• _REQUIRED WORK_
Skip the pictures. Reproduce all other material exactly.

• • •

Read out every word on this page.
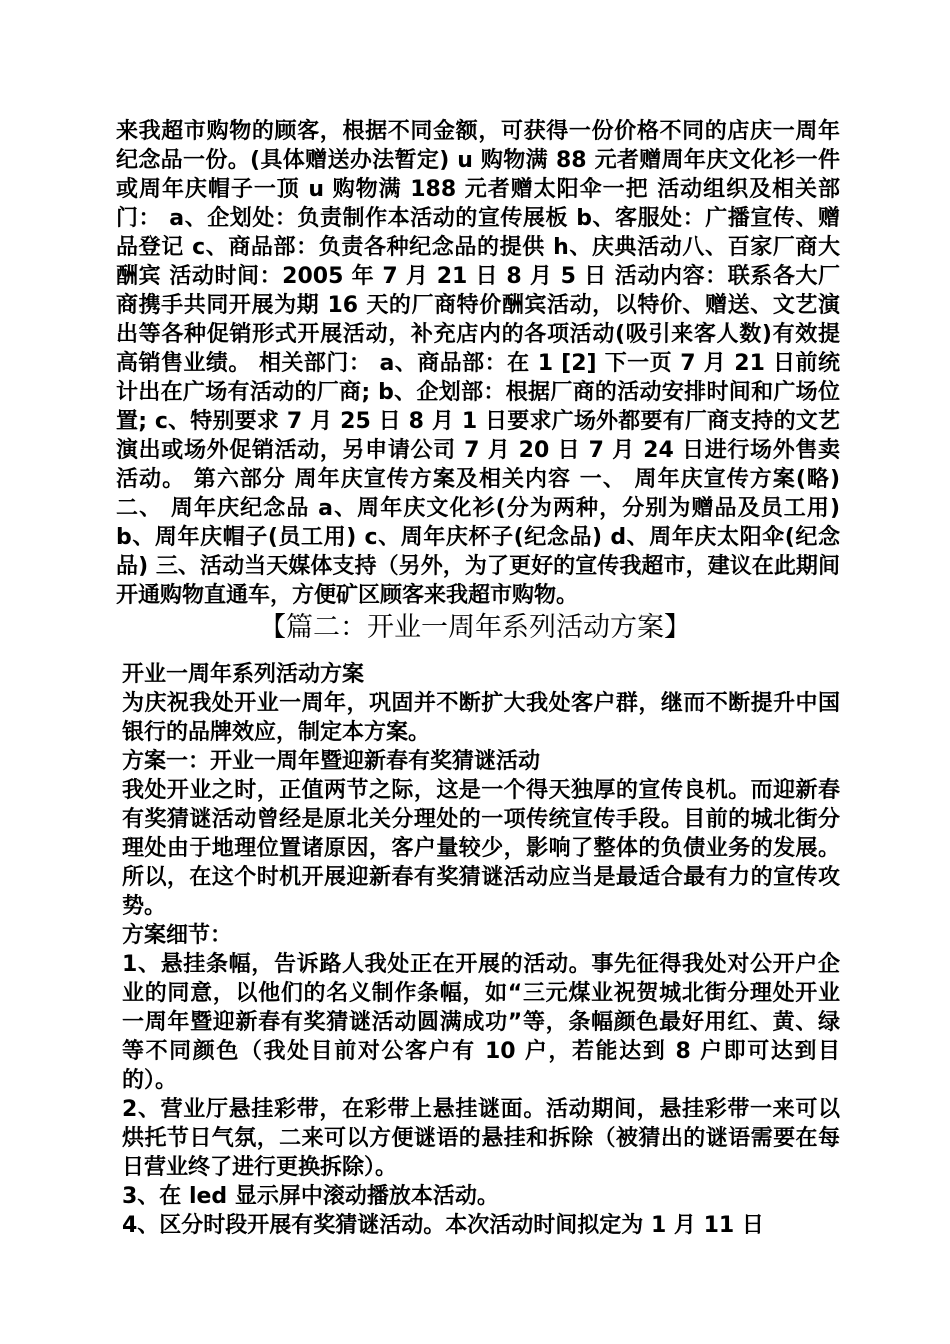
来我超市购物的顾客，根据不同金额，可获得一份价格不同的店庆一周年纪念品一份。(具体赠送办法暂定) u 购物满 88 元者赠周年庆文化衫一件或周年庆帽子一顶 u 购物满 188 元者赠太阳伞一把 活动组织及相关部门： a、企划处：负责制作本活动的宣传展板 b、客服处：广播宣传、赠品登记 c、商品部：负责各种纪念品的提供 h、庆典活动八、百家厂商大酬宾 活动时间：2005 年 7 月 21 日 8 月 5 日 活动内容：联系各大厂商携手共同开展为期 16 天的厂商特价酬宾活动，以特价、赠送、文艺演出等各种促销形式开展活动，补充店内的各项活动(吸引来客人数)有效提高销售业绩。 相关部门： a、商品部：在 1 [2] 下一页 7 月 21 日前统计出在广场有活动的厂商; b、企划部：根据厂商的活动安排时间和广场位置; c、特别要求 7 月 25 日 8 月 1 日要求广场外都要有厂商支持的文艺演出或场外促销活动，另申请公司 7 月 20 日 7 月 24 日进行场外售卖活动。 第六部分 周年庆宣传方案及相关内容 一、 周年庆宣传方案(略) 二、 周年庆纪念品 a、周年庆文化衫(分为两种，分别为赠品及员工用) b、周年庆帽子(员工用) c、周年庆杯子(纪念品) d、周年庆太阳伞(纪念品) 三、活动当天媒体支持（另外，为了更好的宣传我超市，建议在此期间开通购物直通车，方便矿区顾客来我超市购物。

【篇二：开业一周年系列活动方案】

开业一周年系列活动方案

为庆祝我处开业一周年，巩固并不断扩大我处客户群，继而不断提升中国银行的品牌效应，制定本方案。

方案一：开业一周年暨迎新春有奖猜谜活动

我处开业之时，正值两节之际，这是一个得天独厚的宣传良机。而迎新春有奖猜谜活动曾经是原北关分理处的一项传统宣传手段。目前的城北街分理处由于地理位置诸原因，客户量较少，影响了整体的负债业务的发展。所以，在这个时机开展迎新春有奖猜谜活动应当是最适合最有力的宣传攻势。

方案细节：

1、悬挂条幅，告诉路人我处正在开展的活动。事先征得我处对公开户企业的同意，以他们的名义制作条幅，如“三元煤业祝贺城北街分理处开业一周年暨迎新春有奖猜谜活动圆满成功”等，条幅颜色最好用红、黄、绿等不同颜色（我处目前对公客户有 10 户，若能达到 8 户即可达到目的）。

2、营业厅悬挂彩带，在彩带上悬挂谜面。活动期间，悬挂彩带一来可以烘托节日气氛，二来可以方便谜语的悬挂和拆除（被猜出的谜语需要在每日营业终了进行更换拆除）。

3、在 led 显示屏中滚动播放本活动。

4、区分时段开展有奖猜谜活动。本次活动时间拟定为 1 月 11 日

• • •

• _RESPONSE TO THIS EXERCISE_
Read out every word on this page.
来我超市购物的顾客，根据不同金额，可获得一份价格不同的店庆一周年纪念品一份。(具体赠送办法暂定) u 购物满 88 元者赠周年庆文化衫一件或周年庆帽子一顶 u 购物满 188 元者赠太阳伞一把 活动组织及相关部门： a、企划处：负责制作本活动的宣传展板 b、客服处：广播宣传、赠品登记 c、商品部：负责各种纪念品的提供 h、庆典活动八、百家厂商大酬宾 活动时间：2005 年 7 月 21 日 8 月 5 日 活动内容：联系各大厂商携手共同开展为期 16 天的厂商特价酬宾活动，以特价、赠送、文艺演出等各种促销形式开展活动，补充店内的各项活动(吸引来客人数)有效提高销售业绩。 相关部门： a、商品部：在 1 [2] 下一页 7 月 21 日前统计出在广场有活动的厂商; b、企划部：根据厂商的活动安排时间和广场位置; c、特别要求 7 月 25 日 8 月 1 日要求广场外都要有厂商支持的文艺演出或场外促销活动，另申请公司 7 月 20 日 7 月 24 日进行场外售卖活动。 第六部分 周年庆宣传方案及相关内容 一、 周年庆宣传方案(略) 二、 周年庆纪念品 a、周年庆文化衫(分为两种，分别为赠品及员工用) b、周年庆帽子(员工用) c、周年庆杯子(纪念品) d、周年庆太阳伞(纪念品) 三、活动当天媒体支持（另外，为了更好的宣传我超市，建议在此期间开通购物直通车，方便矿区顾客来我超市购物。

【篇二：开业一周年系列活动方案】

开业一周年系列活动方案

为庆祝我处开业一周年，巩固并不断扩大我处客户群，继而不断提升中国银行的品牌效应，制定本方案。

方案一：开业一周年暨迎新春有奖猜谜活动

我处开业之时，正值两节之际，这是一个得天独厚的宣传良机。而迎新春有奖猜谜活动曾经是原北关分理处的一项传统宣传手段。目前的城北街分理处由于地理位置诸原因，客户量较少，影响了整体的负债业务的发展。所以，在这个时机开展迎新春有奖猜谜活动应当是最适合最有力的宣传攻势。

方案细节：

1、悬挂条幅，告诉路人我处正在开展的活动。事先征得我处对公开户企业的同意，以他们的名义制作条幅，如“三元煤业祝贺城北街分理处开业一周年暨迎新春有奖猜谜活动圆满成功”等，条幅颜色最好用红、黄、绿等不同颜色（我处目前对公客户有 10 户，若能达到 8 户即可达到目的）。

2、营业厅悬挂彩带，在彩带上悬挂谜面。活动期间，悬挂彩带一来可以烘托节日气氛，二来可以方便谜语的悬挂和拆除（被猜出的谜语需要在每日营业终了进行更换拆除）。

3、在 led 显示屏中滚动播放本活动。

4、区分时段开展有奖猜谜活动。本次活动时间拟定为 1 月 11 日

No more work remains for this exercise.